- [RECORDS FOR THE TASK]
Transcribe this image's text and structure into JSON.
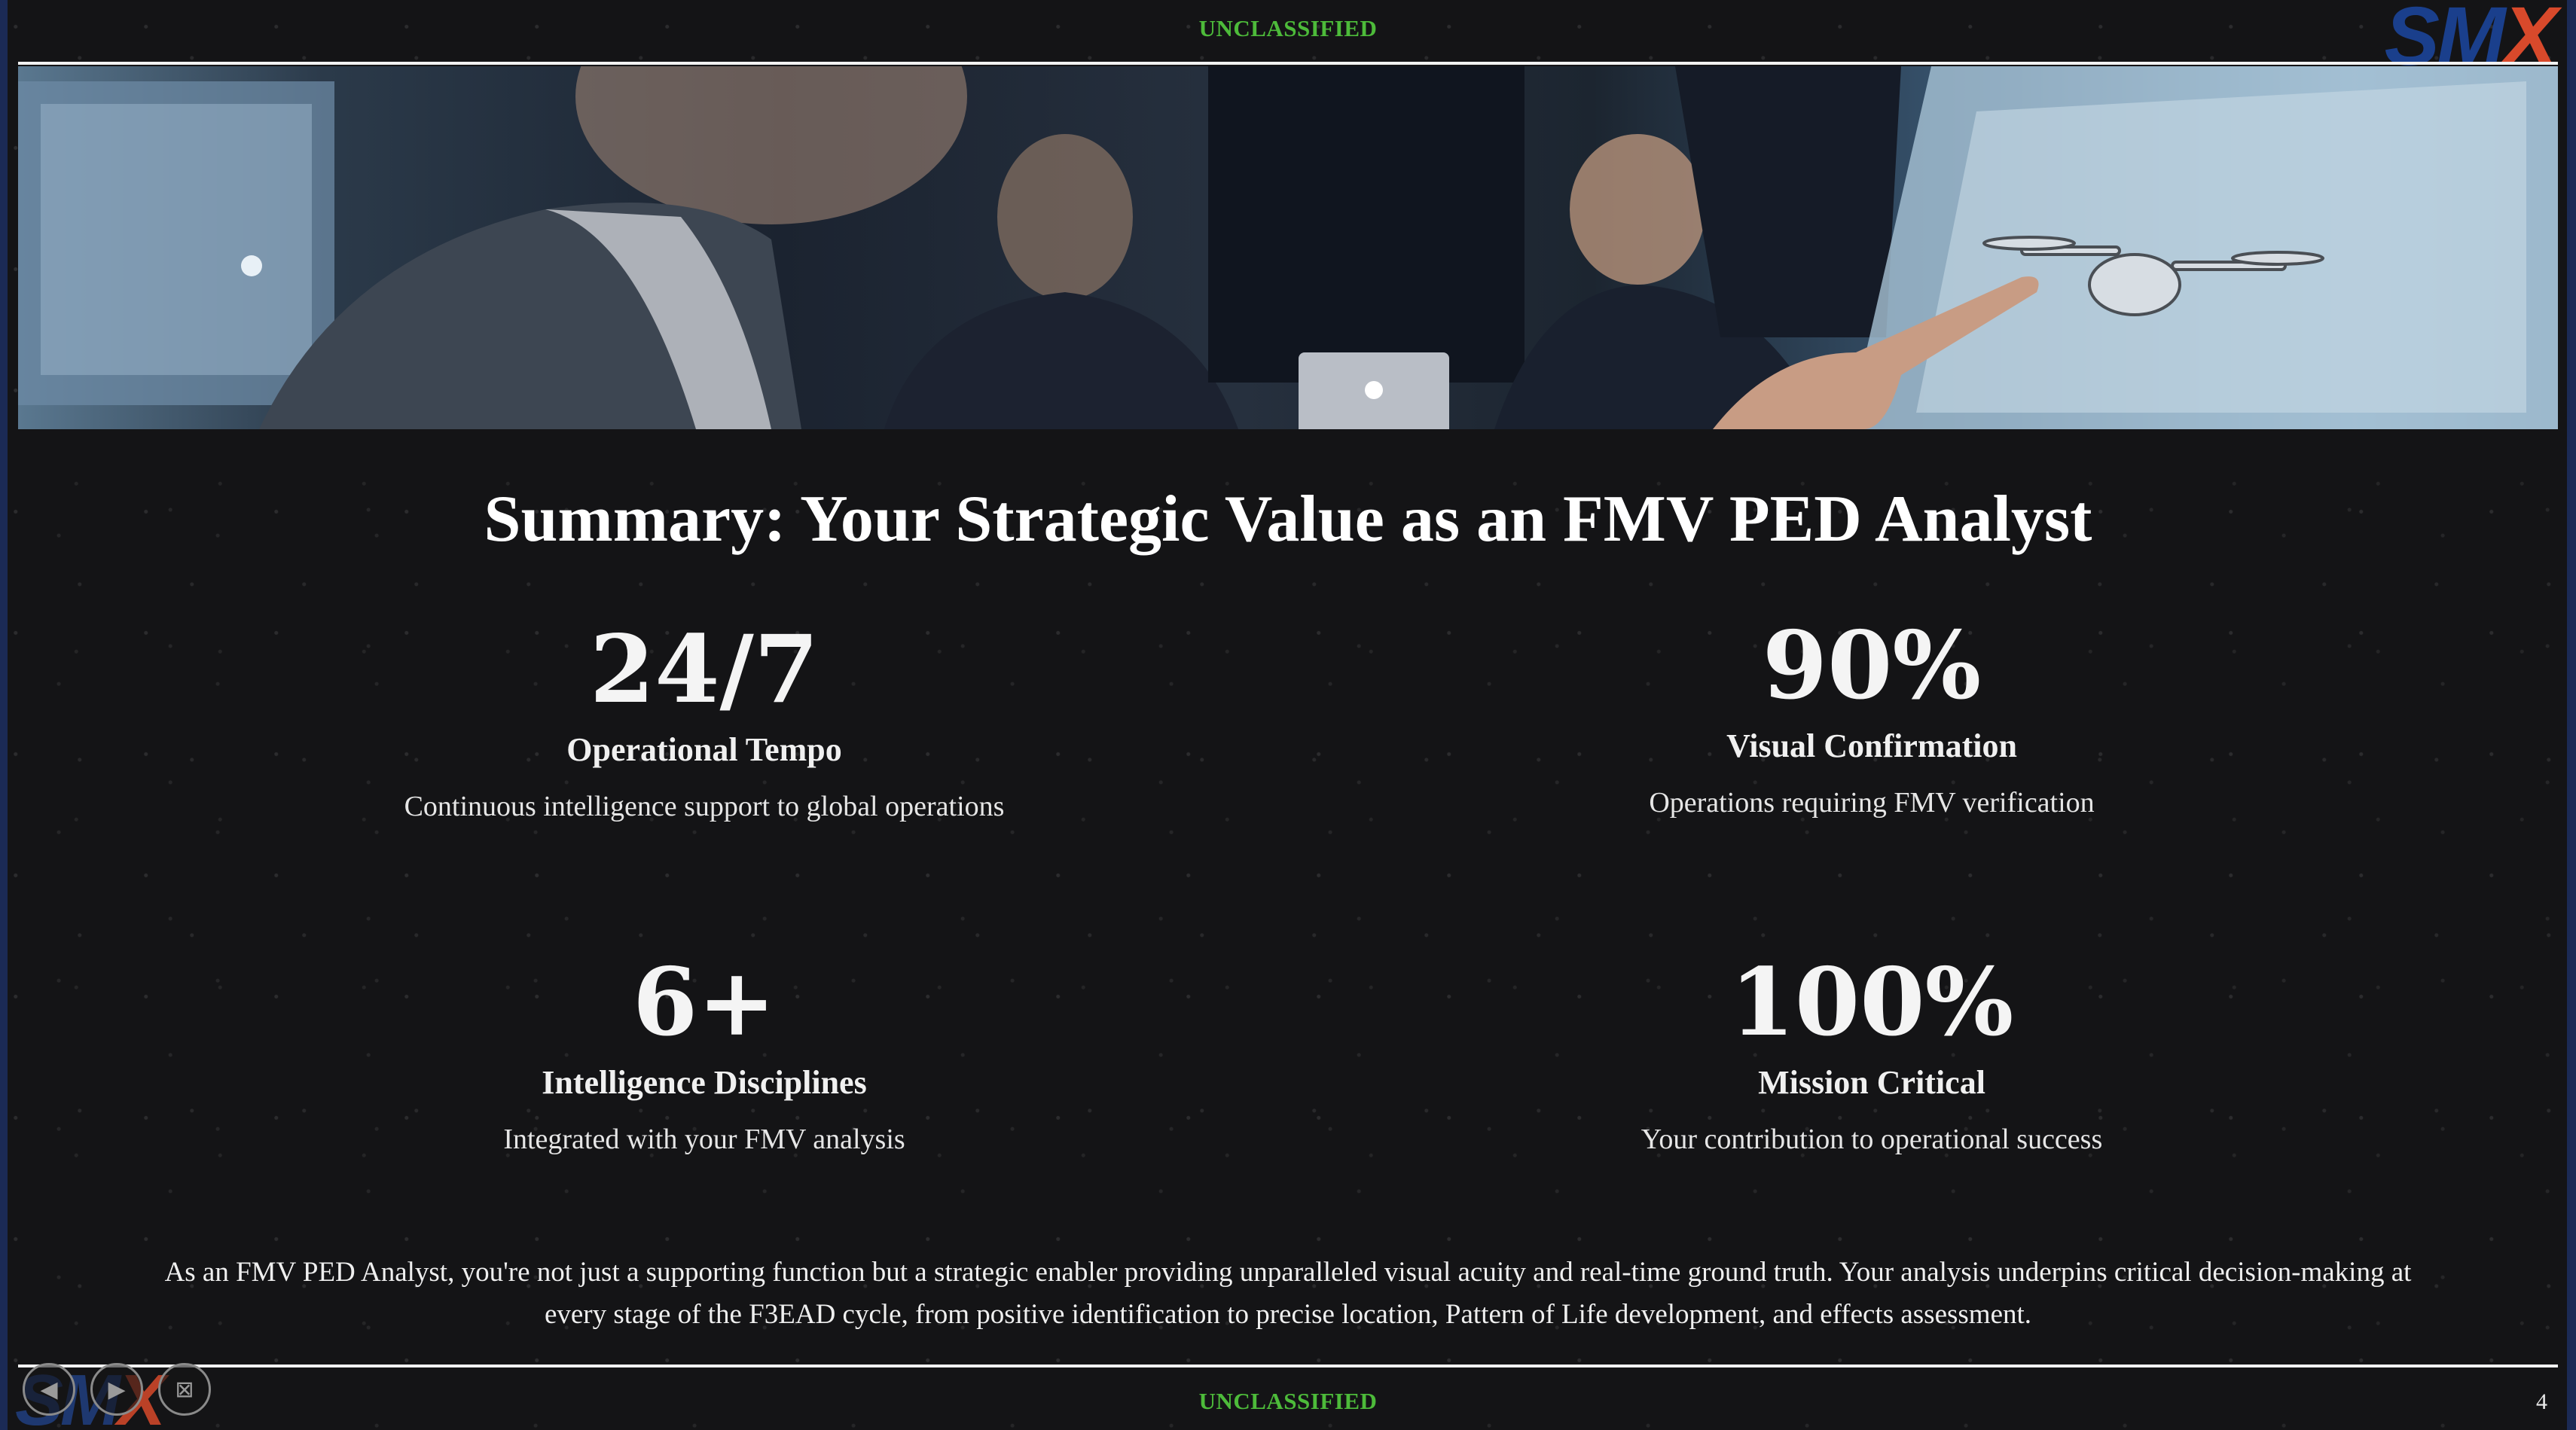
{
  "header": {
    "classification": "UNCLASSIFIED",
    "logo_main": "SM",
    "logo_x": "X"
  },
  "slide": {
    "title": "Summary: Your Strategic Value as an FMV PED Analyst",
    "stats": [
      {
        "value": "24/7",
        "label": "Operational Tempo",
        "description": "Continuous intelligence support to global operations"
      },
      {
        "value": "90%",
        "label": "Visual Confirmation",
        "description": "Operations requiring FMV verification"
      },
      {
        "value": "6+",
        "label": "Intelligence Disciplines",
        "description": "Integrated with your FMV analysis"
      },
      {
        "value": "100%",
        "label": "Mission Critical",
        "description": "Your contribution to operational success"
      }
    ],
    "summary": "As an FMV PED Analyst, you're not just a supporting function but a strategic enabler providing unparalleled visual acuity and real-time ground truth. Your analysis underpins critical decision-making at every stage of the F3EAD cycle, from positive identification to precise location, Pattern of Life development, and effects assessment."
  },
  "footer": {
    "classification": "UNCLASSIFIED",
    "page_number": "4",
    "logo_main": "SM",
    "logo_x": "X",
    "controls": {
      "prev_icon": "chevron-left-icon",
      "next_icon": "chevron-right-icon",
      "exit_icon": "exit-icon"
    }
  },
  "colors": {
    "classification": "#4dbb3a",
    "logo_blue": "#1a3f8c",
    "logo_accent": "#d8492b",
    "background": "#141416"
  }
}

- [GOAL OF THE EXERCISE]
Return each line that includes "description".

- [WRITTEN REPLY]
        "description": "Continuous intelligence support to global operations"
        "description": "Operations requiring FMV verification"
        "description": "Integrated with your FMV analysis"
        "description": "Your contribution to operational success"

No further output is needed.